Could you output each line of the data that follows exactly?

----------------------------------------

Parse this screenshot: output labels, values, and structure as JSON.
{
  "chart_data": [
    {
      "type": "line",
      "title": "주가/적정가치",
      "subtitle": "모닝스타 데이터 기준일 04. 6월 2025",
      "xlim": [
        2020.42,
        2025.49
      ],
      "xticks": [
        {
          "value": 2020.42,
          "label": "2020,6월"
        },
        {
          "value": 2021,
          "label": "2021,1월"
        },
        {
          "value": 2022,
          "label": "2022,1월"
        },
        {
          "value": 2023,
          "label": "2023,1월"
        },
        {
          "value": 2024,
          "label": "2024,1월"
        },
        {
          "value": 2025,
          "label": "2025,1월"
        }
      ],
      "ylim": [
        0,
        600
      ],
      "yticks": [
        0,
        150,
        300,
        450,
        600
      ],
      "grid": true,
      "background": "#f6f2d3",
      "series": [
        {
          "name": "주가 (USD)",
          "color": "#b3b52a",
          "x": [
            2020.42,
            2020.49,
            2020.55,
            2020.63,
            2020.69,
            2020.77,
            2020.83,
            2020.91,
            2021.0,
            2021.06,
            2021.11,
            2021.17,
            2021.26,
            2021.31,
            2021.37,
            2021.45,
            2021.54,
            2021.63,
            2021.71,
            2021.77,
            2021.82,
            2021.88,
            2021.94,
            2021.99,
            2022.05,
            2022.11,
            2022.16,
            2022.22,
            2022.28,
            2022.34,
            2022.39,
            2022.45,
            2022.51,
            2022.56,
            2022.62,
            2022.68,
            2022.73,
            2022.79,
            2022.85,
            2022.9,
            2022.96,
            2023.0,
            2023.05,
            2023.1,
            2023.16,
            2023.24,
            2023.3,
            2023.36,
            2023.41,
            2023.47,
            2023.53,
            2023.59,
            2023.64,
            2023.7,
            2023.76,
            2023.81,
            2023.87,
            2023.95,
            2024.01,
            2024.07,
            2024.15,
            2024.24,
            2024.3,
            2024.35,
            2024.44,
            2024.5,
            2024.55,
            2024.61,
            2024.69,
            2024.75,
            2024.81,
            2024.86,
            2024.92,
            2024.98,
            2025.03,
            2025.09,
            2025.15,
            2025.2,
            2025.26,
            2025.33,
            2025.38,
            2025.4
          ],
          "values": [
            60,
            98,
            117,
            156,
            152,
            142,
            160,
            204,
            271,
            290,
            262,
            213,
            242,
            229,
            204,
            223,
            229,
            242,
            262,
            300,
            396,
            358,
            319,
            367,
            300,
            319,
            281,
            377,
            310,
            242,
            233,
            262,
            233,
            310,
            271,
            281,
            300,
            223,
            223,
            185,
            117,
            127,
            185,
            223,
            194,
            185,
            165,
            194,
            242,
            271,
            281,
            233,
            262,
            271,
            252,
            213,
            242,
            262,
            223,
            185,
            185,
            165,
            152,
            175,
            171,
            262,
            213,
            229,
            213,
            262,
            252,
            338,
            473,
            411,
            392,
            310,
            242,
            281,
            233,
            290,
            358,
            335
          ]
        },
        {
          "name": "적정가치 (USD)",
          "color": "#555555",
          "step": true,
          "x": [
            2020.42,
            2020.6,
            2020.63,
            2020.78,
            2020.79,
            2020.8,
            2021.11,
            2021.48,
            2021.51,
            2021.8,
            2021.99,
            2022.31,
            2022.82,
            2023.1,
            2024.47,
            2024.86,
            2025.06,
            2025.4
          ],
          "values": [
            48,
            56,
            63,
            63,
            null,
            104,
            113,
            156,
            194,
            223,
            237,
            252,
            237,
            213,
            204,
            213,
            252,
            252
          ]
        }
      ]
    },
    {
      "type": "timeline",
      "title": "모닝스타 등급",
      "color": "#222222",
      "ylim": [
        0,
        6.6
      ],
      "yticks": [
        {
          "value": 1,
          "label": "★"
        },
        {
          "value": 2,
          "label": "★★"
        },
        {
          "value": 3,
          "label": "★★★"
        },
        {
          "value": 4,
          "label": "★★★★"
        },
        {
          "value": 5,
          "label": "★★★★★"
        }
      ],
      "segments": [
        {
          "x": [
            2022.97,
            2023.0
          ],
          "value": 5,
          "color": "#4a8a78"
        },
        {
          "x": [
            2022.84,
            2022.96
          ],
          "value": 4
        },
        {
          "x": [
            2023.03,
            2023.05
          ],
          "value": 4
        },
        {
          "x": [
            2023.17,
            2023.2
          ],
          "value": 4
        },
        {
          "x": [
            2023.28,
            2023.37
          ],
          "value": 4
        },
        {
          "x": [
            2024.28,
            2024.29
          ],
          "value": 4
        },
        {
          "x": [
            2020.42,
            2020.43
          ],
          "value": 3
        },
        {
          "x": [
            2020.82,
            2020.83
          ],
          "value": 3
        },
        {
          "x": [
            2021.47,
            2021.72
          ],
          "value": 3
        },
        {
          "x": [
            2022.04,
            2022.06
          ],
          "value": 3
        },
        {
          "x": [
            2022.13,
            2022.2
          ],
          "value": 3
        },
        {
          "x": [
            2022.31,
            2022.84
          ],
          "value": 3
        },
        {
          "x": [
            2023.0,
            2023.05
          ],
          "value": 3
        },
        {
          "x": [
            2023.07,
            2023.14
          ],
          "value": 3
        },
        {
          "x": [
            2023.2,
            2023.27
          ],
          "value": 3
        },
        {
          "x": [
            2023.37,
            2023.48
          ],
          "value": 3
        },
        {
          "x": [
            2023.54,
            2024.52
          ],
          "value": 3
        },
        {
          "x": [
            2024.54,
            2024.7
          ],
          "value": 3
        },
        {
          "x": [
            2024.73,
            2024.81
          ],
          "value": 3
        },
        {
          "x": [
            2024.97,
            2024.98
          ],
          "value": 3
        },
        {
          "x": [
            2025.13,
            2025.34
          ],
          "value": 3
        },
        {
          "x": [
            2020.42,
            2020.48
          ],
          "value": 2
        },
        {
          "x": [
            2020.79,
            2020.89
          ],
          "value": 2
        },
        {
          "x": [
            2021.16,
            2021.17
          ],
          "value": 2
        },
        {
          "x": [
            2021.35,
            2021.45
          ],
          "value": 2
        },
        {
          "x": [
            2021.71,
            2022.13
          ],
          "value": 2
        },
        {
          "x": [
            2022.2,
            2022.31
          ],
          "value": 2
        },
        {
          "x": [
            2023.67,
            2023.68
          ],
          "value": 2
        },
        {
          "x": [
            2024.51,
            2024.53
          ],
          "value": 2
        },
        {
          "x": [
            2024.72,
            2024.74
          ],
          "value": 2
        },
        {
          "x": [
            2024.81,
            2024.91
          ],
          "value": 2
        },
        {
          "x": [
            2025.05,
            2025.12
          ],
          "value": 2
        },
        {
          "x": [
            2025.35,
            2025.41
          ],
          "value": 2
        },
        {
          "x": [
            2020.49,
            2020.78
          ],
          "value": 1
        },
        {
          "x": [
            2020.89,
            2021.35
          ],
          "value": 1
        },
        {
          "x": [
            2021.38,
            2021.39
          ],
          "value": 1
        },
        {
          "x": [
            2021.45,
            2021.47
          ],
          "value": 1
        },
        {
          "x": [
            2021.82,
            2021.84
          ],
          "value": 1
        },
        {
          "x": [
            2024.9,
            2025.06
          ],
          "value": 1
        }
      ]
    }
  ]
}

----------------------------------------

#### [OUTPUT FOR THIS TASK]
Parse this screenshot: output labels, values, and structure as JSON.
{
  "chart_data": [
    {
      "type": "line",
      "title": "주가/적정가치",
      "subtitle": "모닝스타 데이터 기준일 04. 6월 2025",
      "xlim": [
        2020.42,
        2025.49
      ],
      "xticks": [
        {
          "value": 2020.42,
          "label": "2020,6월"
        },
        {
          "value": 2021,
          "label": "2021,1월"
        },
        {
          "value": 2022,
          "label": "2022,1월"
        },
        {
          "value": 2023,
          "label": "2023,1월"
        },
        {
          "value": 2024,
          "label": "2024,1월"
        },
        {
          "value": 2025,
          "label": "2025,1월"
        }
      ],
      "ylim": [
        0,
        600
      ],
      "yticks": [
        0,
        150,
        300,
        450,
        600
      ],
      "grid": true,
      "background": "#f6f2d3",
      "series": [
        {
          "name": "주가 (USD)",
          "color": "#b3b52a",
          "x": [
            2020.42,
            2020.49,
            2020.55,
            2020.63,
            2020.69,
            2020.77,
            2020.83,
            2020.91,
            2021.0,
            2021.06,
            2021.11,
            2021.17,
            2021.26,
            2021.31,
            2021.37,
            2021.45,
            2021.54,
            2021.63,
            2021.71,
            2021.77,
            2021.82,
            2021.88,
            2021.94,
            2021.99,
            2022.05,
            2022.11,
            2022.16,
            2022.22,
            2022.28,
            2022.34,
            2022.39,
            2022.45,
            2022.51,
            2022.56,
            2022.62,
            2022.68,
            2022.73,
            2022.79,
            2022.85,
            2022.9,
            2022.96,
            2023.0,
            2023.05,
            2023.1,
            2023.16,
            2023.24,
            2023.3,
            2023.36,
            2023.41,
            2023.47,
            2023.53,
            2023.59,
            2023.64,
            2023.7,
            2023.76,
            2023.81,
            2023.87,
            2023.95,
            2024.01,
            2024.07,
            2024.15,
            2024.24,
            2024.3,
            2024.35,
            2024.44,
            2024.5,
            2024.55,
            2024.61,
            2024.69,
            2024.75,
            2024.81,
            2024.86,
            2024.92,
            2024.98,
            2025.03,
            2025.09,
            2025.15,
            2025.2,
            2025.26,
            2025.33,
            2025.38,
            2025.4
          ],
          "values": [
            60,
            98,
            117,
            156,
            152,
            142,
            160,
            204,
            271,
            290,
            262,
            213,
            242,
            229,
            204,
            223,
            229,
            242,
            262,
            300,
            396,
            358,
            319,
            367,
            300,
            319,
            281,
            377,
            310,
            242,
            233,
            262,
            233,
            310,
            271,
            281,
            300,
            223,
            223,
            185,
            117,
            127,
            185,
            223,
            194,
            185,
            165,
            194,
            242,
            271,
            281,
            233,
            262,
            271,
            252,
            213,
            242,
            262,
            223,
            185,
            185,
            165,
            152,
            175,
            171,
            262,
            213,
            229,
            213,
            262,
            252,
            338,
            473,
            411,
            392,
            310,
            242,
            281,
            233,
            290,
            358,
            335
          ]
        },
        {
          "name": "적정가치 (USD)",
          "color": "#555555",
          "step": true,
          "x": [
            2020.42,
            2020.6,
            2020.63,
            2020.78,
            2020.79,
            2020.8,
            2021.11,
            2021.48,
            2021.51,
            2021.8,
            2021.99,
            2022.31,
            2022.82,
            2023.1,
            2024.47,
            2024.86,
            2025.06,
            2025.4
          ],
          "values": [
            48,
            56,
            63,
            63,
            null,
            104,
            113,
            156,
            194,
            223,
            237,
            252,
            237,
            213,
            204,
            213,
            252,
            252
          ]
        }
      ]
    },
    {
      "type": "timeline",
      "title": "모닝스타 등급",
      "color": "#222222",
      "ylim": [
        0,
        6.6
      ],
      "yticks": [
        {
          "value": 1,
          "label": "★"
        },
        {
          "value": 2,
          "label": "★★"
        },
        {
          "value": 3,
          "label": "★★★"
        },
        {
          "value": 4,
          "label": "★★★★"
        },
        {
          "value": 5,
          "label": "★★★★★"
        }
      ],
      "segments": [
        {
          "x": [
            2022.97,
            2023.0
          ],
          "value": 5,
          "color": "#4a8a78"
        },
        {
          "x": [
            2022.84,
            2022.96
          ],
          "value": 4
        },
        {
          "x": [
            2023.03,
            2023.05
          ],
          "value": 4
        },
        {
          "x": [
            2023.17,
            2023.2
          ],
          "value": 4
        },
        {
          "x": [
            2023.28,
            2023.37
          ],
          "value": 4
        },
        {
          "x": [
            2024.28,
            2024.29
          ],
          "value": 4
        },
        {
          "x": [
            2020.42,
            2020.43
          ],
          "value": 3
        },
        {
          "x": [
            2020.82,
            2020.83
          ],
          "value": 3
        },
        {
          "x": [
            2021.47,
            2021.72
          ],
          "value": 3
        },
        {
          "x": [
            2022.04,
            2022.06
          ],
          "value": 3
        },
        {
          "x": [
            2022.13,
            2022.2
          ],
          "value": 3
        },
        {
          "x": [
            2022.31,
            2022.84
          ],
          "value": 3
        },
        {
          "x": [
            2023.0,
            2023.05
          ],
          "value": 3
        },
        {
          "x": [
            2023.07,
            2023.14
          ],
          "value": 3
        },
        {
          "x": [
            2023.2,
            2023.27
          ],
          "value": 3
        },
        {
          "x": [
            2023.37,
            2023.48
          ],
          "value": 3
        },
        {
          "x": [
            2023.54,
            2024.52
          ],
          "value": 3
        },
        {
          "x": [
            2024.54,
            2024.7
          ],
          "value": 3
        },
        {
          "x": [
            2024.73,
            2024.81
          ],
          "value": 3
        },
        {
          "x": [
            2024.97,
            2024.98
          ],
          "value": 3
        },
        {
          "x": [
            2025.13,
            2025.34
          ],
          "value": 3
        },
        {
          "x": [
            2020.42,
            2020.48
          ],
          "value": 2
        },
        {
          "x": [
            2020.79,
            2020.89
          ],
          "value": 2
        },
        {
          "x": [
            2021.16,
            2021.17
          ],
          "value": 2
        },
        {
          "x": [
            2021.35,
            2021.45
          ],
          "value": 2
        },
        {
          "x": [
            2021.71,
            2022.13
          ],
          "value": 2
        },
        {
          "x": [
            2022.2,
            2022.31
          ],
          "value": 2
        },
        {
          "x": [
            2023.67,
            2023.68
          ],
          "value": 2
        },
        {
          "x": [
            2024.51,
            2024.53
          ],
          "value": 2
        },
        {
          "x": [
            2024.72,
            2024.74
          ],
          "value": 2
        },
        {
          "x": [
            2024.81,
            2024.91
          ],
          "value": 2
        },
        {
          "x": [
            2025.05,
            2025.12
          ],
          "value": 2
        },
        {
          "x": [
            2025.35,
            2025.41
          ],
          "value": 2
        },
        {
          "x": [
            2020.49,
            2020.78
          ],
          "value": 1
        },
        {
          "x": [
            2020.89,
            2021.35
          ],
          "value": 1
        },
        {
          "x": [
            2021.38,
            2021.39
          ],
          "value": 1
        },
        {
          "x": [
            2021.45,
            2021.47
          ],
          "value": 1
        },
        {
          "x": [
            2021.82,
            2021.84
          ],
          "value": 1
        },
        {
          "x": [
            2024.9,
            2025.06
          ],
          "value": 1
        }
      ]
    }
  ]
}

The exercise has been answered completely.